Article:
◆ ◆ ◆ ◆ ◆ ◆ ◆

Les gilets jaunes : la forme pure des luttes futures ?

Depuis quelques jours, on assiste amusé – ou agacé – aux contorsions des élites autorisées lorsqu’il s’agit de traiter des manifestations des « gilets jaunes ». Politiques, médias, consultants et citoyens « éduqués » pratiquent massivement l’art du looping intellectuel. Je m’explique. On commence toujours par nous dire qu’il s’agit d’un mouvement « venu d’en bas », un mouvement « sans tête », ne possédant ni mot d’ordre unique, ni hiérarchie pyramidale, ni organisation centrale. Puis on s’empresse d’oublier ce qui vient d’être posé, et on s’emploie à monter en épingle une série de situations particulières : tel manifestant ivre qui insulte les passants, tel participant arborant un slogan homophobe sur son gilet, telle porte-parole improvisée réclamant tout bonnement la tête du chef de l’état. Bref, une fois cette machine lancée, il ne nous reste plus qu’à subir la litanie des signaux pavloviens de l’indignation chez ceux qui – disons-le crûment – ne se reconnaissent pas dans la sociologie bas de gamme des gilets jaunes. En vrac : « violence (inacceptable) » ; « déprédations et dégradations (inacceptables) » ; « intimidations et menaces (inacceptables) » ; « entraves (inacceptables) au droit de circuler librement » ; « racisme et sexisme (inacceptables) »… A l’évidence, l’indignation et le mépris des gens de raison sont parfaitement légitimes et justifiés. Sauf qu’on a oublié la prémisse de tout ceci, à savoir que ce mouvement n’a précisément ni porte-parole, ni mot d’ordre, ni même revendication unique et claire. Par conséquent, il ne s’agit pas de juger son contenu, en feignant de prendre chaque manifestant isolé pour un porte-parole autorisé du mouvement, mais de comprendre sa forme et d’évaluer sa puissance.

Je m’efforcerai par conséquent de prendre ce mouvement pour ce qu’il est. Ce qu’il est, ce n’est donc pas une force de revendication structurée politiquement, mais un mouvement d’humeur (de colère, entend-on généralement), et un mouvement d’humeur populaire de large ampleur. L’hypothèse que je fais ici, c’est que ce mouvement pourrait bien être la matrice de futurs soulèvements, bien moins contrôlables encore, et qui mériteront plus sûrement le label d’insurrection. L’argument clé, c’est celui de l’efficacité pratique. Il est désormais clair que défiler entre Bastille et République, au-delà des symboles, cela ne met pas en danger un gouvernement. D’une part parce que nous savons que le pouvoir ne s’y exerce plus, sinon formellement, le pouvoir étant matériellement situé dans les infrastructures qui assurent le transport des flux de marchandises, de travailleurs et d’informations. En clair : le réseau routier et le réseau informatique. D’autre part parce que les lieux de défilés habituels sont étudiés, configurés et aménagés pour être contrôlables et maîtrisables rapidement par les forces de l’ordre, d’ailleurs toujours déjà déployées en ces lieux. Au contraire, un mouvement qui bloque ou sabote les échangeurs routiers, les raffineries, les serveurs informatiques, de manière stratégique et décentralisée, est foncièrement incontrôlable. Et ce d’autant plus qu’il n’a ni centre ni sommet.

◆ ◆ ◆ ◆ ◆ ◆ ◆

Lignes:
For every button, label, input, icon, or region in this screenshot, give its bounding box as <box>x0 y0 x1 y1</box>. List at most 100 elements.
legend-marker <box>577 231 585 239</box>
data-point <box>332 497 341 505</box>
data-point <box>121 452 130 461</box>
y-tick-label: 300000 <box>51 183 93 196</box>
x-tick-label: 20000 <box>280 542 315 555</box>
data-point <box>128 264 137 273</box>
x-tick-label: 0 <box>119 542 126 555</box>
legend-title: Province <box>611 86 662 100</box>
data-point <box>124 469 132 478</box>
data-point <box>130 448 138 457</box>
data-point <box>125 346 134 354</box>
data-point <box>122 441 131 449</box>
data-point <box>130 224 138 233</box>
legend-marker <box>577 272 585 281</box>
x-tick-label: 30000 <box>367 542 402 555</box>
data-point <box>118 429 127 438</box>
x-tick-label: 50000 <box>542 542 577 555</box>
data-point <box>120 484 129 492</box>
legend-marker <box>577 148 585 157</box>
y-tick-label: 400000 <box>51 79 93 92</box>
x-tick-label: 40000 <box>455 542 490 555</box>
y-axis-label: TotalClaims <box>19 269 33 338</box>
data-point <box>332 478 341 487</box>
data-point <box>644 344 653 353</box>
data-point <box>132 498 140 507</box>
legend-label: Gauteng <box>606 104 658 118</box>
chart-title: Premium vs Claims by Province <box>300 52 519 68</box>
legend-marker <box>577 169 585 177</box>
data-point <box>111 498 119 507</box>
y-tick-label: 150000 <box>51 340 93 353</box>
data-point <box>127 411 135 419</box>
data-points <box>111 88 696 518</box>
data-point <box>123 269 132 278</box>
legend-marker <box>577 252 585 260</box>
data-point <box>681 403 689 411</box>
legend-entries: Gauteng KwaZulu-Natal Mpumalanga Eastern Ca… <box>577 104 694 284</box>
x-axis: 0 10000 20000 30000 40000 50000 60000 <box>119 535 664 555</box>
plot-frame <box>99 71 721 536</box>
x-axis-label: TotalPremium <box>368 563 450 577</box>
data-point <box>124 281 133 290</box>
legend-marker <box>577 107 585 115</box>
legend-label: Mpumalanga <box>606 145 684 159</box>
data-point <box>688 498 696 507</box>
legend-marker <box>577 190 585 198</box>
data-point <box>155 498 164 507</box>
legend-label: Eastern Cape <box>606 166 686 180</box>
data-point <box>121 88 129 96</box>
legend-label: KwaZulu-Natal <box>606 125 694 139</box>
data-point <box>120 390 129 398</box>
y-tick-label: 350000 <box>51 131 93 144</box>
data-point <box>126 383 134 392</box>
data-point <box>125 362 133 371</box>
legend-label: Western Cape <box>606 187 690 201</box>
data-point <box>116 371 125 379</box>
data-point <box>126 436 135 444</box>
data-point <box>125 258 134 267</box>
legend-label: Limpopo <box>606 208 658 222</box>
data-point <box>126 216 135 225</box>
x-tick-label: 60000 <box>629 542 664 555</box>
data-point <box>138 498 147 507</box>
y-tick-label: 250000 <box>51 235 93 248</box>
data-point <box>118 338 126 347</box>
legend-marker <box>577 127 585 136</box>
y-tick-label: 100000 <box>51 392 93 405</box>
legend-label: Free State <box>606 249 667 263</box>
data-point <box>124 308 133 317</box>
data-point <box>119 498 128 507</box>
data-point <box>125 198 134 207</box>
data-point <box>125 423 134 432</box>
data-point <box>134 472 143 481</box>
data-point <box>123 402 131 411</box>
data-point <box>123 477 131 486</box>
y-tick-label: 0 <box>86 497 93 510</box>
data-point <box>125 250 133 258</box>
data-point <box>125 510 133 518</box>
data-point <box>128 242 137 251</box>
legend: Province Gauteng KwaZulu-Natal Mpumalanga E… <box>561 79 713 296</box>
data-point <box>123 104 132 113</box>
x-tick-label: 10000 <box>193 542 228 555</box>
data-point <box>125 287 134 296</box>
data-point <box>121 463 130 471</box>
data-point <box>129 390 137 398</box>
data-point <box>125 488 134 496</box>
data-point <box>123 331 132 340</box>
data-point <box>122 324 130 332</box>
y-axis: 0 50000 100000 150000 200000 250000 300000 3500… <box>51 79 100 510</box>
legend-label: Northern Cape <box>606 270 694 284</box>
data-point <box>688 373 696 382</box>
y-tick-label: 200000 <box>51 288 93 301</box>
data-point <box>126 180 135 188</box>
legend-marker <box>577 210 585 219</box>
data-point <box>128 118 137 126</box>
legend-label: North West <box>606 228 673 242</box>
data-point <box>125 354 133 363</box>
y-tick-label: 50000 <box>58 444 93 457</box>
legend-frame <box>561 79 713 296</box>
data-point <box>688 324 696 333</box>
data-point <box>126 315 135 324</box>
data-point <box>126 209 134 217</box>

◆ ◆ ◆ ◆ ◆ ◆ ◆

Consigne:
Expliquez en une à trois phrases pourquoi, d'après l'article, défiler entre Bastille et République ne met pas en danger un gouvernement. Les lignes forment un matériau distinct de l'article.

Réponse:
Le pouvoir ne s'exerce plus dans ces lieux, sinon formellement. Il se situe matériellement dans les infrastructures qui assurent le transport des flux de marchandises, de travailleurs et d'informations, c'est-à-dire le réseau routier et le réseau informatique. De plus, les lieux de défilés habituels sont étudiés, configurés et aménagés pour que les forces de l'ordre, toujours déjà déployées sur place, puissent les contrôler et les maîtriser rapidement.